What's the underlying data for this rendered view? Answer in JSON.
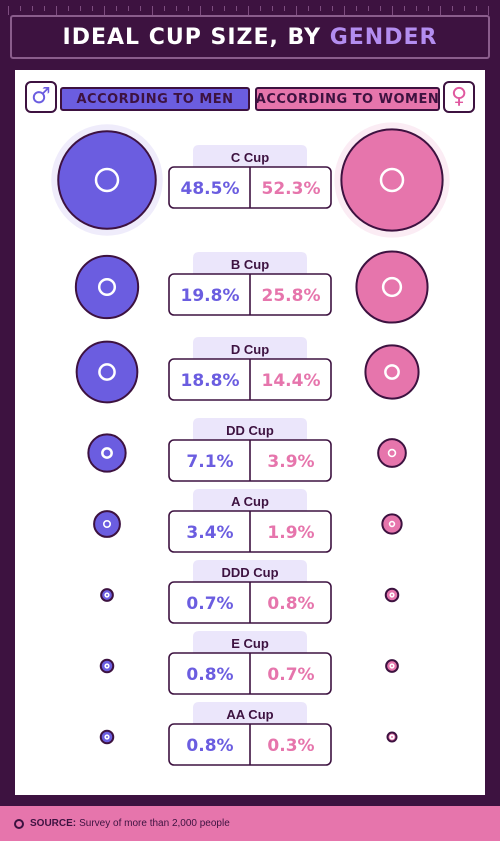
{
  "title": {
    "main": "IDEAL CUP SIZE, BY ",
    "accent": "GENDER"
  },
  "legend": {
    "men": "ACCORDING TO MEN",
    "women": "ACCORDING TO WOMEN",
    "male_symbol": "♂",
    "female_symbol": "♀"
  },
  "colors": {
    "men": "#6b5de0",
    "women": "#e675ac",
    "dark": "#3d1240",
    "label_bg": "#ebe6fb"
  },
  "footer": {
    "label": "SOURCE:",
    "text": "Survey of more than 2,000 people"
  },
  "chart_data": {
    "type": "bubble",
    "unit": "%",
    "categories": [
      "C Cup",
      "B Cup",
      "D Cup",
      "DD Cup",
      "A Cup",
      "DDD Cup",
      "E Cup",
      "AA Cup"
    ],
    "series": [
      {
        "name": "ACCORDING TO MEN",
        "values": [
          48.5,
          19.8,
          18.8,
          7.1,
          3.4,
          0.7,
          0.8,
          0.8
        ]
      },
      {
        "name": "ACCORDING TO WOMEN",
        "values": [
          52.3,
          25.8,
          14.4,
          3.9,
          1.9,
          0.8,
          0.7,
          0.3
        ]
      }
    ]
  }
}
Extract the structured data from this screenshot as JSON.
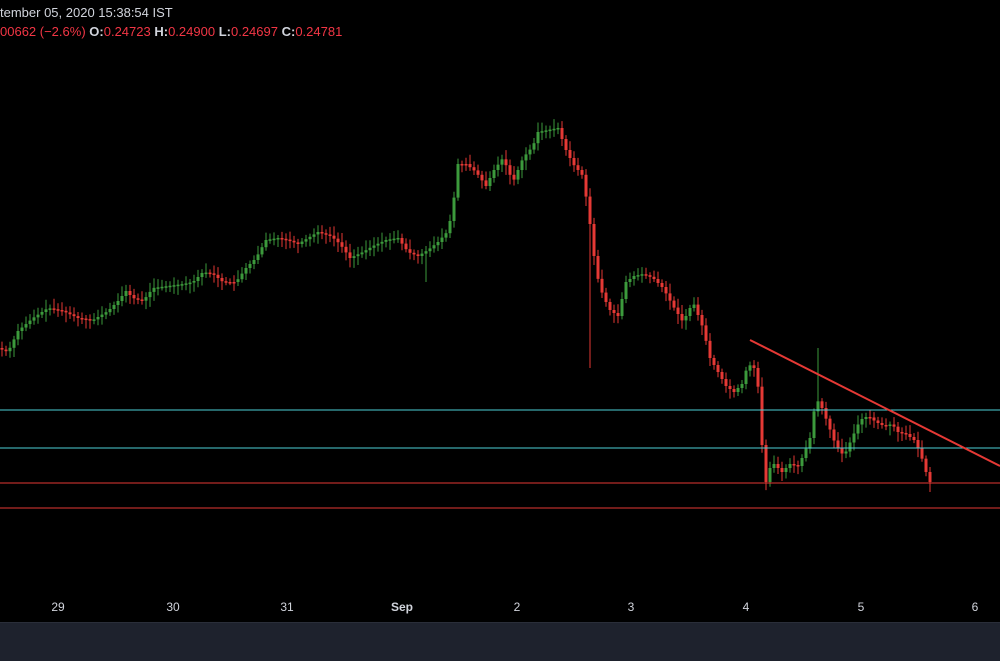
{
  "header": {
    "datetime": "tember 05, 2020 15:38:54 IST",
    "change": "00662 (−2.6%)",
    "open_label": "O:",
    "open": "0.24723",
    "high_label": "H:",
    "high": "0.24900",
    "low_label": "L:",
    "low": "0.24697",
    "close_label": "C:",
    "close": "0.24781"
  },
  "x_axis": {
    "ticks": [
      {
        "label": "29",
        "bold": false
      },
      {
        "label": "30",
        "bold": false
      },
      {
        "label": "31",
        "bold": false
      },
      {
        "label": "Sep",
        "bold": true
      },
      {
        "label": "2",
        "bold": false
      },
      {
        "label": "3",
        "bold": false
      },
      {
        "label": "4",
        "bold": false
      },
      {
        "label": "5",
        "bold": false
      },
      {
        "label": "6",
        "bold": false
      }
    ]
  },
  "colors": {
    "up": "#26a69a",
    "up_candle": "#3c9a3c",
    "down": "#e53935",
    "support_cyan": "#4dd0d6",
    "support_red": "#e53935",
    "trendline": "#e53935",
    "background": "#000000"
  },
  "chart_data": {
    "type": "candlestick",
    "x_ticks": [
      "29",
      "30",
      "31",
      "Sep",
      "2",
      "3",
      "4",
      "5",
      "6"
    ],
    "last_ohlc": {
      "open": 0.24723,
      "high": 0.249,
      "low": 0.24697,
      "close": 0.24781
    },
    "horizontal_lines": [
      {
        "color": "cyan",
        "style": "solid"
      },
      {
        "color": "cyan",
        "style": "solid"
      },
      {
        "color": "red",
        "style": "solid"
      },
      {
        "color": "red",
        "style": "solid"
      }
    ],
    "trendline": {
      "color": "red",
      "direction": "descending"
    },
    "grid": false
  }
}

::::::::::

WHAT IS ASKED:
Go through the lines above. Select every one that has the string "name".

REPLY:
        "name": "ACCORDING TO MEN",
        "name": "ACCORDING TO WOMEN",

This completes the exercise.